◆ What to work on ◆
Search the material for the string "image", then return every line where it is found.

◆ Data entries ◆
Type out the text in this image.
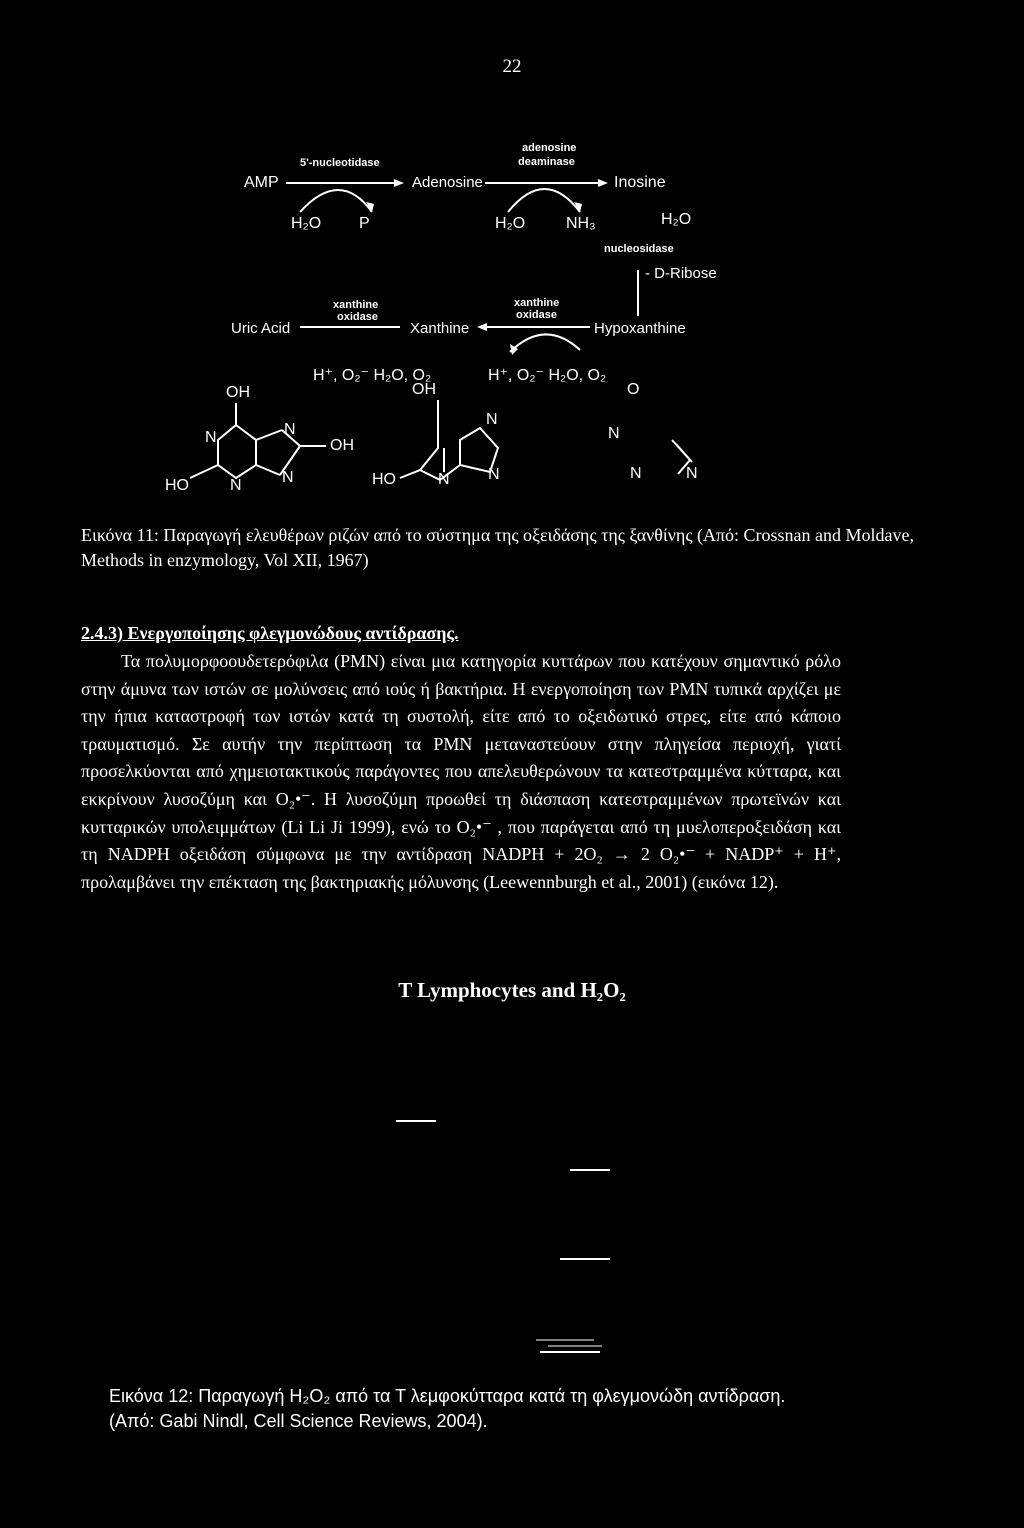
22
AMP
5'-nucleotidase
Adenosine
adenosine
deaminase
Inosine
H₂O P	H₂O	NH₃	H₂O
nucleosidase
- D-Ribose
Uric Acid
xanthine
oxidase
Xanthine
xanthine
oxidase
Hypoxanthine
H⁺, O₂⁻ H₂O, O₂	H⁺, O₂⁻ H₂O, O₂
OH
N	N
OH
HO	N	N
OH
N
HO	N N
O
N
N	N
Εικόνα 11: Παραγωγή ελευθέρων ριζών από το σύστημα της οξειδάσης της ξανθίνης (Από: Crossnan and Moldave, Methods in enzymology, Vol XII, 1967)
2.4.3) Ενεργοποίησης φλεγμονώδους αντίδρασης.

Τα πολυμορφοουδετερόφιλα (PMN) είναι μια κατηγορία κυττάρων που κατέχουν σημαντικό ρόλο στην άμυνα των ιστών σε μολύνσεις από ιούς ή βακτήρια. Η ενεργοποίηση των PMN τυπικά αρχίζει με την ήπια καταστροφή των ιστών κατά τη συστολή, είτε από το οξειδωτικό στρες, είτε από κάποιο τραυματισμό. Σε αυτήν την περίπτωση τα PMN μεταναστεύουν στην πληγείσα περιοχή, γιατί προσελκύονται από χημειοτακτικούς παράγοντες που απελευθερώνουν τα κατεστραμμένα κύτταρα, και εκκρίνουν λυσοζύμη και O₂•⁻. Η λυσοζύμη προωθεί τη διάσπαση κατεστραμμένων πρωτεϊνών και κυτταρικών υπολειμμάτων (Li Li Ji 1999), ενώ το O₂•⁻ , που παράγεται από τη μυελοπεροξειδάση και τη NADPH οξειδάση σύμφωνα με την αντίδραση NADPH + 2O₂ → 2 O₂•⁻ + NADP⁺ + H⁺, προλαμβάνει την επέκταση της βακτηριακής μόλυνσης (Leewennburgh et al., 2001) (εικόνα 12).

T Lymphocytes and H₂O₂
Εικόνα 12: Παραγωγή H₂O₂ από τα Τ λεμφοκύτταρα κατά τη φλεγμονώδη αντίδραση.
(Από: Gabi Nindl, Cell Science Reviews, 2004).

==

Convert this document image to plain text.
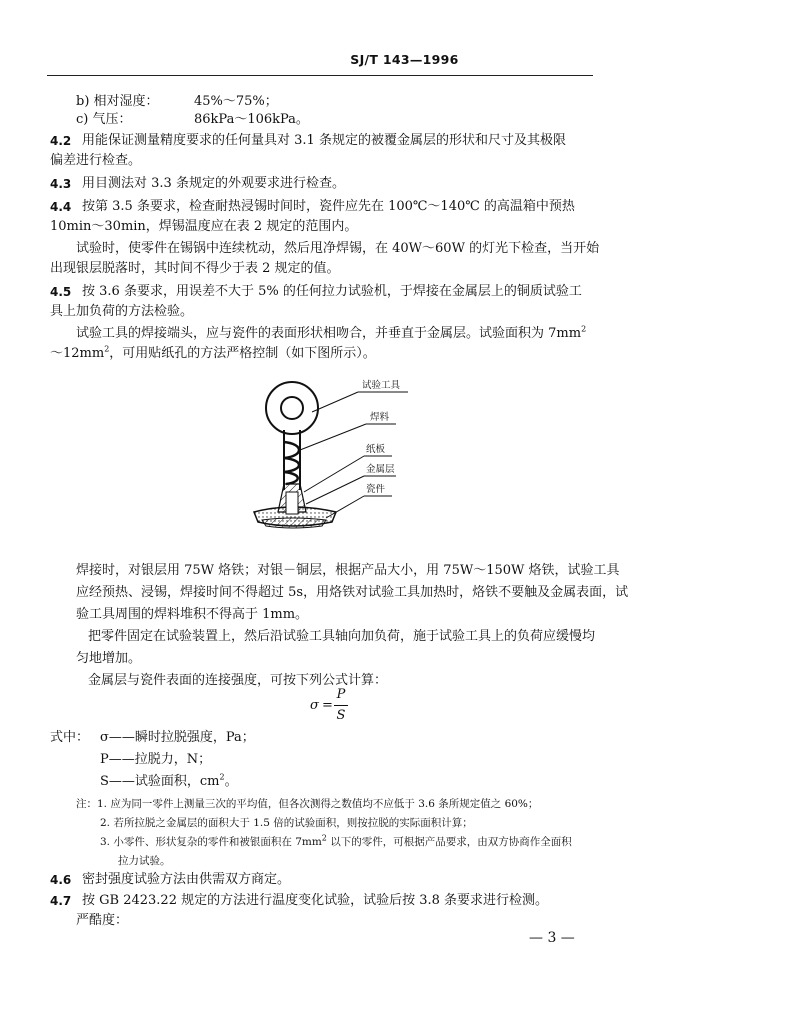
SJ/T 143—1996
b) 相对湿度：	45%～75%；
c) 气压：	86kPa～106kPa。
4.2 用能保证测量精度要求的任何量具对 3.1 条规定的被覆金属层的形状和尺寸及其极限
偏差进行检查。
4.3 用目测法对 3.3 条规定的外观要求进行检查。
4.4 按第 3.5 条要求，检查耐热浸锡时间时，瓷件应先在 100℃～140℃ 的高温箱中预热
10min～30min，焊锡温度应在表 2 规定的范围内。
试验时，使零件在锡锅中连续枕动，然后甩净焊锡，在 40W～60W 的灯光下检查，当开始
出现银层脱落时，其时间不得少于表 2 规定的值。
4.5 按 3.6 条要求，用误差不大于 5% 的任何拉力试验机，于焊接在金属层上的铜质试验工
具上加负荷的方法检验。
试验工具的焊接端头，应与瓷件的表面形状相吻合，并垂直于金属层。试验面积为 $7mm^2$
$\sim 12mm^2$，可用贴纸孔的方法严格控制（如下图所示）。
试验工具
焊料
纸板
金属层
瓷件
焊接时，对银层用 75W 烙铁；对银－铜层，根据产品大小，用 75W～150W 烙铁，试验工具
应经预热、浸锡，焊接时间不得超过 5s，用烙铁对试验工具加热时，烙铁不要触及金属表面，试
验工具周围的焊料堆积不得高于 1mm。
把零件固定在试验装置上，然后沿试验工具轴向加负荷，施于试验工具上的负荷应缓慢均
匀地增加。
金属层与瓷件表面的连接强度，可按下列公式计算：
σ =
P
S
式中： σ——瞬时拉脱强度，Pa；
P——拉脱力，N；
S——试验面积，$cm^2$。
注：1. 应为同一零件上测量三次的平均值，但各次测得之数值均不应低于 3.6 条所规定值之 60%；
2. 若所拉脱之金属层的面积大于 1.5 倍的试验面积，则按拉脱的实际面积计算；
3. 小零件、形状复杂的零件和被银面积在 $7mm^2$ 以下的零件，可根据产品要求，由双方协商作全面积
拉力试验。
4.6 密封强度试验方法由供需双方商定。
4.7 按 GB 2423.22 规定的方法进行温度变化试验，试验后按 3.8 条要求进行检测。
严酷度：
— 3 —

◆ Task response ◆
Type out the text in this image.
Convert this document image to plain text.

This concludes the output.